**To be done**:
Reproduce the data that follows in its entirety, character for character.

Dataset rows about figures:
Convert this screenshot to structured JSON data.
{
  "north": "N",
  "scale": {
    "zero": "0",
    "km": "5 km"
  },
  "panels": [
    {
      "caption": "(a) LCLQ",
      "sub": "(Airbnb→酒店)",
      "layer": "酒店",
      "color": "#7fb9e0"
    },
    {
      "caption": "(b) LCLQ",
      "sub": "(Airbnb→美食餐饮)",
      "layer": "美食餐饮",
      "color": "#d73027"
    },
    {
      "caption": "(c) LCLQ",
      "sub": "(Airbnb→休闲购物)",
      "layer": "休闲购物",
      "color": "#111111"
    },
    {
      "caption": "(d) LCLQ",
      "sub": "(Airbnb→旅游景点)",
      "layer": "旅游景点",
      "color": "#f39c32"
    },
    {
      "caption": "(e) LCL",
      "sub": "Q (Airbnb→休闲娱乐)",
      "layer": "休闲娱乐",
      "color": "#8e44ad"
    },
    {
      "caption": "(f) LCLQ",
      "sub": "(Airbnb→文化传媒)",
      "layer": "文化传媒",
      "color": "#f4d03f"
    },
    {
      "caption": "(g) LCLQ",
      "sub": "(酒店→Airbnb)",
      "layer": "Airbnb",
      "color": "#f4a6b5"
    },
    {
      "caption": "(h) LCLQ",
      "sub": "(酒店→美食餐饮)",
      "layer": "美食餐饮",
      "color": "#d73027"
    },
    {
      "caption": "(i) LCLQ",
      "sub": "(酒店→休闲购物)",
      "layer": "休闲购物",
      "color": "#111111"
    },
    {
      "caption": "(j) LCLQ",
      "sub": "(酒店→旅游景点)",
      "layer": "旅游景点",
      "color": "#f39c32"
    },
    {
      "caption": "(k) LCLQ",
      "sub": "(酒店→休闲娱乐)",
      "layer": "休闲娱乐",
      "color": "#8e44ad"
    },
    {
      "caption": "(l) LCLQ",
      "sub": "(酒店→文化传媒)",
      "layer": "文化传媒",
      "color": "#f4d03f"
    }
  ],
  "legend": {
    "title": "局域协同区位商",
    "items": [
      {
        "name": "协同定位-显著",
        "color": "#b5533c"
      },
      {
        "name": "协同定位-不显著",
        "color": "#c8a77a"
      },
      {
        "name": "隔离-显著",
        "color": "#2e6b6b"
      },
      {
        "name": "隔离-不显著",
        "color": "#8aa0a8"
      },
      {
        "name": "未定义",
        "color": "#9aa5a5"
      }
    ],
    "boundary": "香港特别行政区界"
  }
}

**Exercise result**:
Convert this screenshot to structured JSON data.
{
  "north": "N",
  "scale": {
    "zero": "0",
    "km": "5 km"
  },
  "panels": [
    {
      "caption": "(a) LCLQ",
      "sub": "(Airbnb→酒店)",
      "layer": "酒店",
      "color": "#7fb9e0"
    },
    {
      "caption": "(b) LCLQ",
      "sub": "(Airbnb→美食餐饮)",
      "layer": "美食餐饮",
      "color": "#d73027"
    },
    {
      "caption": "(c) LCLQ",
      "sub": "(Airbnb→休闲购物)",
      "layer": "休闲购物",
      "color": "#111111"
    },
    {
      "caption": "(d) LCLQ",
      "sub": "(Airbnb→旅游景点)",
      "layer": "旅游景点",
      "color": "#f39c32"
    },
    {
      "caption": "(e) LCL",
      "sub": "Q (Airbnb→休闲娱乐)",
      "layer": "休闲娱乐",
      "color": "#8e44ad"
    },
    {
      "caption": "(f) LCLQ",
      "sub": "(Airbnb→文化传媒)",
      "layer": "文化传媒",
      "color": "#f4d03f"
    },
    {
      "caption": "(g) LCLQ",
      "sub": "(酒店→Airbnb)",
      "layer": "Airbnb",
      "color": "#f4a6b5"
    },
    {
      "caption": "(h) LCLQ",
      "sub": "(酒店→美食餐饮)",
      "layer": "美食餐饮",
      "color": "#d73027"
    },
    {
      "caption": "(i) LCLQ",
      "sub": "(酒店→休闲购物)",
      "layer": "休闲购物",
      "color": "#111111"
    },
    {
      "caption": "(j) LCLQ",
      "sub": "(酒店→旅游景点)",
      "layer": "旅游景点",
      "color": "#f39c32"
    },
    {
      "caption": "(k) LCLQ",
      "sub": "(酒店→休闲娱乐)",
      "layer": "休闲娱乐",
      "color": "#8e44ad"
    },
    {
      "caption": "(l) LCLQ",
      "sub": "(酒店→文化传媒)",
      "layer": "文化传媒",
      "color": "#f4d03f"
    }
  ],
  "legend": {
    "title": "局域协同区位商",
    "items": [
      {
        "name": "协同定位-显著",
        "color": "#b5533c"
      },
      {
        "name": "协同定位-不显著",
        "color": "#c8a77a"
      },
      {
        "name": "隔离-显著",
        "color": "#2e6b6b"
      },
      {
        "name": "隔离-不显著",
        "color": "#8aa0a8"
      },
      {
        "name": "未定义",
        "color": "#9aa5a5"
      }
    ],
    "boundary": "香港特别行政区界"
  }
}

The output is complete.